::: GIVEN DATA :::

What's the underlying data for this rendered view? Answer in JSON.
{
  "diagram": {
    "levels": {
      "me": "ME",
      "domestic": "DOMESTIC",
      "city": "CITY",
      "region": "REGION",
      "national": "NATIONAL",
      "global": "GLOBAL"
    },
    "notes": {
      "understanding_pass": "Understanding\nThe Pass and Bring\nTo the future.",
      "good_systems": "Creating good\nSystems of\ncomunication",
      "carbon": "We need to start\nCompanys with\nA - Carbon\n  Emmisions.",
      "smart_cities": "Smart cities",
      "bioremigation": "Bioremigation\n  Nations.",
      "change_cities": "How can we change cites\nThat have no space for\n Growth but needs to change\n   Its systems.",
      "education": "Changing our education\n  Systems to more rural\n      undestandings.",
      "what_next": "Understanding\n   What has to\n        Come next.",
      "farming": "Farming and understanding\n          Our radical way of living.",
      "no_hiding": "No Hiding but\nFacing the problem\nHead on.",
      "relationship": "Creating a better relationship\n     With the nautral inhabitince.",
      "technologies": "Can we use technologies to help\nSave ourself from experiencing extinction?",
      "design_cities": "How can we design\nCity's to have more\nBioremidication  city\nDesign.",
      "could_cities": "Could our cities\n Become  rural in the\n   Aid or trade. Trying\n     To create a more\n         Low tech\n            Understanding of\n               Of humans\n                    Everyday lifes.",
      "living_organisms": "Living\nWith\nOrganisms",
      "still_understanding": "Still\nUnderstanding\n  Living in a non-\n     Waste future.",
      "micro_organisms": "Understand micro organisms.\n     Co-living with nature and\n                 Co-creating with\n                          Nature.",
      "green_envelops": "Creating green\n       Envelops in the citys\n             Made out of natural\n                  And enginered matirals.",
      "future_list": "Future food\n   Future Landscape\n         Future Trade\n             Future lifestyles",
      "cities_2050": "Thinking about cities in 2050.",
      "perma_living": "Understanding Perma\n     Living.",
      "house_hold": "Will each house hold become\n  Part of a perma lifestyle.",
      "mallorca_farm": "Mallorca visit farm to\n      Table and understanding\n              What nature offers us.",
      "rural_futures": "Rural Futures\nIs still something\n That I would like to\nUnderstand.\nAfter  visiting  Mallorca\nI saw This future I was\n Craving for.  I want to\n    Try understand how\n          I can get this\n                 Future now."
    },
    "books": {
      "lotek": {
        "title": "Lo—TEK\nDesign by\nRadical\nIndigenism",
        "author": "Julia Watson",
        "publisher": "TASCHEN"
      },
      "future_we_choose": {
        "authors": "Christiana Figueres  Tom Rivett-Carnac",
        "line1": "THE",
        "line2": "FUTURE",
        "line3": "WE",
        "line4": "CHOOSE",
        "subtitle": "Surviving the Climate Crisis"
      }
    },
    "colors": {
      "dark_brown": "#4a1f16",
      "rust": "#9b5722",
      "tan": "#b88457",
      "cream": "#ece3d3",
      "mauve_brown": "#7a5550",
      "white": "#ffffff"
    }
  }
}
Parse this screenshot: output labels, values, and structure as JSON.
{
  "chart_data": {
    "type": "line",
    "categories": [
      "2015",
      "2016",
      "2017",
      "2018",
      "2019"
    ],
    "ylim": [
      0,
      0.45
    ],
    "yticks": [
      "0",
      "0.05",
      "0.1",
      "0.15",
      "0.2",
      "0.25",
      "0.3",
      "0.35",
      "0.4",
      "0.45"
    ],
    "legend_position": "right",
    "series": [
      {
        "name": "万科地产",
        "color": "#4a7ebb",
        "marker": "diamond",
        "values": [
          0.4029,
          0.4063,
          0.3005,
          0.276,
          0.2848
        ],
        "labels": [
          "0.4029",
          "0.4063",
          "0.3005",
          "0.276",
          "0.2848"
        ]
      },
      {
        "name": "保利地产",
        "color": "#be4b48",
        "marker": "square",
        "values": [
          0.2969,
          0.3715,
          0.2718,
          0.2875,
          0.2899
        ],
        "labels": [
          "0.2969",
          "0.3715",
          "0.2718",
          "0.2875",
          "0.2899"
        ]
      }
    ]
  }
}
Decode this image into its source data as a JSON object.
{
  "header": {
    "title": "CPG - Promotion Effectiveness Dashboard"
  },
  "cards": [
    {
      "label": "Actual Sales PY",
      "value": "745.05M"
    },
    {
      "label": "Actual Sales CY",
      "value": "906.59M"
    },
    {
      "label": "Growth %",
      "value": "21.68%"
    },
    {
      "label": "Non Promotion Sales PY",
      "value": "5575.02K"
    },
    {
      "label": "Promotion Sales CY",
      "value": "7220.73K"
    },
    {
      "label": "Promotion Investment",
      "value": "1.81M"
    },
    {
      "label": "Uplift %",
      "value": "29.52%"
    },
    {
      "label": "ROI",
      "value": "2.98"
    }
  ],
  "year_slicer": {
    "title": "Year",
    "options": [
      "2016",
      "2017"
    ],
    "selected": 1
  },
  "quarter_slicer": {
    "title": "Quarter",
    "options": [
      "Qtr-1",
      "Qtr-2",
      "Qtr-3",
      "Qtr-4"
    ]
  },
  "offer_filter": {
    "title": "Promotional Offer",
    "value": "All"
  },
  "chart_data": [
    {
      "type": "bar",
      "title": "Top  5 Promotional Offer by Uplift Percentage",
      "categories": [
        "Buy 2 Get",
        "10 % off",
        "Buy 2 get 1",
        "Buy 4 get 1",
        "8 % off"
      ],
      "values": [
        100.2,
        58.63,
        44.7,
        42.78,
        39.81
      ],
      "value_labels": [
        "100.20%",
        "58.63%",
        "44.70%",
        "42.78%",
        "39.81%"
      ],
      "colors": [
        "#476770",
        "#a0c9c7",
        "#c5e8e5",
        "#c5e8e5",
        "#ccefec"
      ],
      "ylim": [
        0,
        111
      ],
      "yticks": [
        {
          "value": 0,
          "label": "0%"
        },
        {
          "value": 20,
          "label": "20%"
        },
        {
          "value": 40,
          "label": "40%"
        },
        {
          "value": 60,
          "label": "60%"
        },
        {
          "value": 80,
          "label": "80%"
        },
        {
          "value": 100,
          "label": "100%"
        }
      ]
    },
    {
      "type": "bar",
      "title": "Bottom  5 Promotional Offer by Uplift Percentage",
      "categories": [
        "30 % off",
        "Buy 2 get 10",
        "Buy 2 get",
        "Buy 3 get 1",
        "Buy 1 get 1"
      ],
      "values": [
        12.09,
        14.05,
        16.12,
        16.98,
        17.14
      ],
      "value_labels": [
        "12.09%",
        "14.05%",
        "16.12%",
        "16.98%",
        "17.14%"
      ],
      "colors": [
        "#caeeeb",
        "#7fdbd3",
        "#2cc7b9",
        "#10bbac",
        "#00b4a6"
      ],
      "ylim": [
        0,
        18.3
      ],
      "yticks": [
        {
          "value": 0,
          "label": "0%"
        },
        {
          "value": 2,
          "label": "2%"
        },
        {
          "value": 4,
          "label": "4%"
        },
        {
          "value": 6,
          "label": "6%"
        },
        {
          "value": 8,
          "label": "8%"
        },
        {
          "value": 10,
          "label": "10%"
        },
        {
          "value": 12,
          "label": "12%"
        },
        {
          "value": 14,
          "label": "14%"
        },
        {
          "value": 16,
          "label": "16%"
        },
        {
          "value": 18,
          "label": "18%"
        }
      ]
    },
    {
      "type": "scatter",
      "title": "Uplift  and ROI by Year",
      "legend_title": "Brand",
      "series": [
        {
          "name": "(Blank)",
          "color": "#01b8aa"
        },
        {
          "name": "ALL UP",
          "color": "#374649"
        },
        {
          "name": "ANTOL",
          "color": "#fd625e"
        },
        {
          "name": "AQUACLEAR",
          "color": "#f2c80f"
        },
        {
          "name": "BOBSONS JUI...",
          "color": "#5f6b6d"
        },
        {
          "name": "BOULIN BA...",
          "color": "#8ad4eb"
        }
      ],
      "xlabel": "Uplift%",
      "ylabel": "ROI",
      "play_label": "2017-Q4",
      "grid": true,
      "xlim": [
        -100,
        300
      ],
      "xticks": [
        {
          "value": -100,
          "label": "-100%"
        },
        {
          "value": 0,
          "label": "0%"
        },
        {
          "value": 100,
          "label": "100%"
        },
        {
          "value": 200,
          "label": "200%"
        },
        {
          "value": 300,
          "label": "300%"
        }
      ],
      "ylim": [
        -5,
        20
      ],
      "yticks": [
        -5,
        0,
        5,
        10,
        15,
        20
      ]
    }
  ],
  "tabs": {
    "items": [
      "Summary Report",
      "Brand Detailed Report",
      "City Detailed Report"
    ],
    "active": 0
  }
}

:::

● **YOUR GOAL**: Of the lines in the material, how many contain the word "Detailed"? Reply with the number and nothing else.

● **TASK SOLUTION**: 2